--- Begin ---

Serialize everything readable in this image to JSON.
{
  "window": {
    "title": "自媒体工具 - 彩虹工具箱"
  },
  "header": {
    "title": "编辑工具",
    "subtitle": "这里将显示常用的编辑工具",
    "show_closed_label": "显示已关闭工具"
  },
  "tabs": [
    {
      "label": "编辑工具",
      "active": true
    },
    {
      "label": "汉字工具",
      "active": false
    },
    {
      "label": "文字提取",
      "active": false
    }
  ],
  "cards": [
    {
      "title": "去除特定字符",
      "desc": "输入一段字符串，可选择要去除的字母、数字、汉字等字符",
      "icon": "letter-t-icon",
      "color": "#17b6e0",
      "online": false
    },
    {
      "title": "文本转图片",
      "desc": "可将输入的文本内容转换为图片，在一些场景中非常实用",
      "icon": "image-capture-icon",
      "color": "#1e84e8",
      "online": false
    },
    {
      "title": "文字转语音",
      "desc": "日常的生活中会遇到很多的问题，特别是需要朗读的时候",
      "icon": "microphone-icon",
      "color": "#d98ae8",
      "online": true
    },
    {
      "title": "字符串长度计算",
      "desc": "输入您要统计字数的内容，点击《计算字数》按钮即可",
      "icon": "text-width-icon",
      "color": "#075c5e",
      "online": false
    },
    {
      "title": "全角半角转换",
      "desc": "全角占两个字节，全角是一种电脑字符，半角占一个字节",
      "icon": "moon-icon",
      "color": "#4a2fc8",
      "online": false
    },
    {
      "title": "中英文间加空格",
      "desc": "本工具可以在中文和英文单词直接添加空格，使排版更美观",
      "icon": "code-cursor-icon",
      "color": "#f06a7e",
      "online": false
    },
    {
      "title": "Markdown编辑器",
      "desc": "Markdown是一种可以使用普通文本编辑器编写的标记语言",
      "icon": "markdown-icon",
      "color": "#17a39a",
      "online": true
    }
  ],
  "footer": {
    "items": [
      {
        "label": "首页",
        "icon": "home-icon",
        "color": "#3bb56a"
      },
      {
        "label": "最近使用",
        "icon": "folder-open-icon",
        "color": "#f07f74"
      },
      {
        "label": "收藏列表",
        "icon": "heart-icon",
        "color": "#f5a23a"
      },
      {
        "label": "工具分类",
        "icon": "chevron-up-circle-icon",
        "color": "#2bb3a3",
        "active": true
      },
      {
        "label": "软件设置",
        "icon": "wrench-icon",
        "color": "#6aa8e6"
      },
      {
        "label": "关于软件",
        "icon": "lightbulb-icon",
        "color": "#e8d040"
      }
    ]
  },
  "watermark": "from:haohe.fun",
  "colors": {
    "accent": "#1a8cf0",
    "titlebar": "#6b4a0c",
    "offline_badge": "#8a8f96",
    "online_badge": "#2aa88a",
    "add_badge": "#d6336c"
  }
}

--- End ---

**BRIEF**
Go over the data above and copy every line that has the word "desc" in it.

**SOLUTION**
      "desc": "输入一段字符串，可选择要去除的字母、数字、汉字等字符",
      "desc": "可将输入的文本内容转换为图片，在一些场景中非常实用",
      "desc": "日常的生活中会遇到很多的问题，特别是需要朗读的时候",
      "desc": "输入您要统计字数的内容，点击《计算字数》按钮即可",
      "desc": "全角占两个字节，全角是一种电脑字符，半角占一个字节",
      "desc": "本工具可以在中文和英文单词直接添加空格，使排版更美观",
      "desc": "Markdown是一种可以使用普通文本编辑器编写的标记语言",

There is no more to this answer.